Exercise
Every entry below must be repeated exactly; skip the pictures.

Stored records
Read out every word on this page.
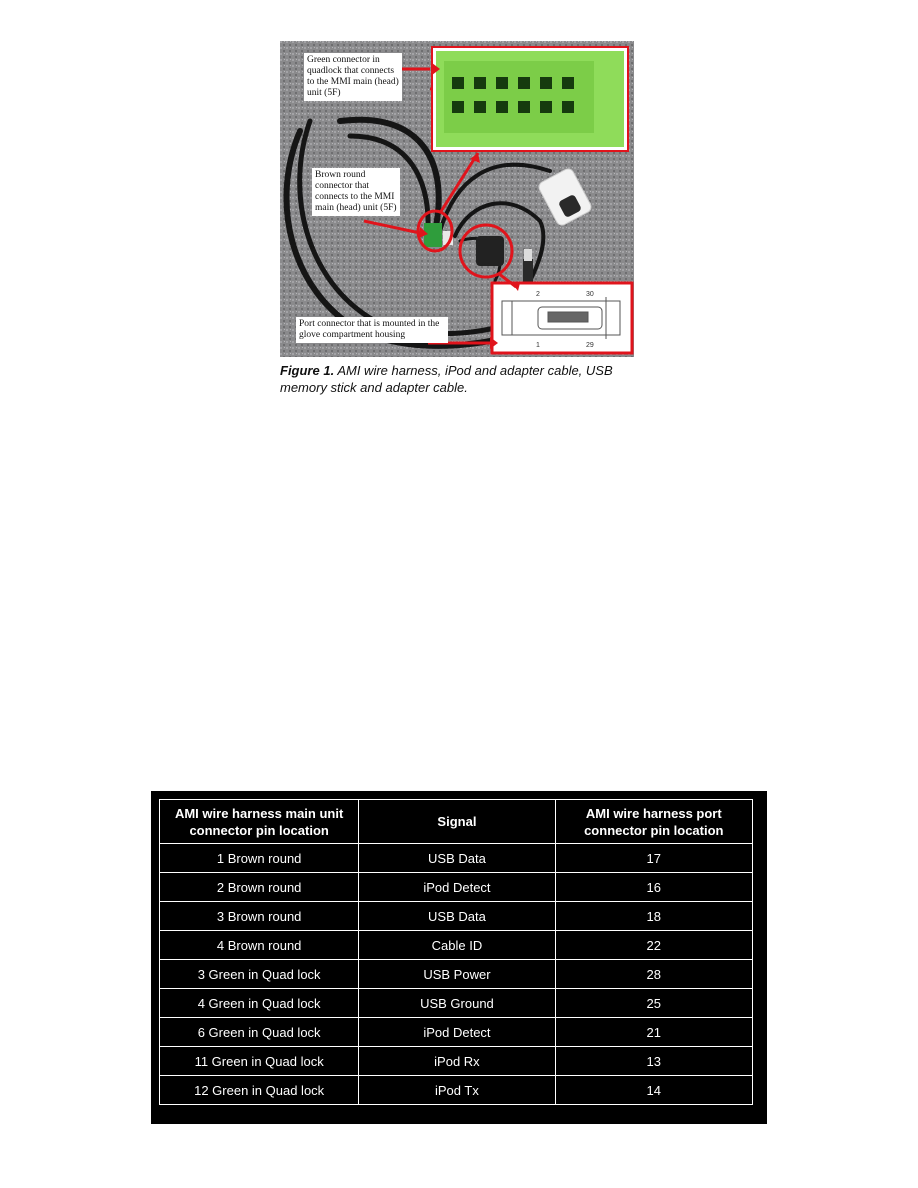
2	30
1	29
Green connector in quadlock that connects to the MMI main (head) unit (5F)
Brown round connector that connects to the MMI main (head) unit (5F)
Port connector that is mounted in the glove compartment housing
Figure 1. AMI wire harness, iPod and adapter cable, USB memory stick and adapter cable.
AMI wire harness main unit connector pin location	Signal	AMI wire harness port connector pin location
1 Brown round	USB Data	17
2 Brown round	iPod Detect	16
3 Brown round	USB Data	18
4 Brown round	Cable ID	22
3 Green in Quad lock	USB Power	28
4 Green in Quad lock	USB Ground	25
6 Green in Quad lock	iPod Detect	21
11 Green in Quad lock	iPod Rx	13
12 Green in Quad lock	iPod Tx	14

Exercise solution
Read out every word on this page.
2	30
1	29
Green connector in quadlock that connects to the MMI main (head) unit (5F)
Brown round connector that connects to the MMI main (head) unit (5F)
Port connector that is mounted in the glove compartment housing
Figure 1. AMI wire harness, iPod and adapter cable, USB memory stick and adapter cable.
AMI wire harness main unit connector pin location	Signal	AMI wire harness port connector pin location
1 Brown round	USB Data	17
2 Brown round	iPod Detect	16
3 Brown round	USB Data	18
4 Brown round	Cable ID	22
3 Green in Quad lock	USB Power	28
4 Green in Quad lock	USB Ground	25
6 Green in Quad lock	iPod Detect	21
11 Green in Quad lock	iPod Rx	13
12 Green in Quad lock	iPod Tx	14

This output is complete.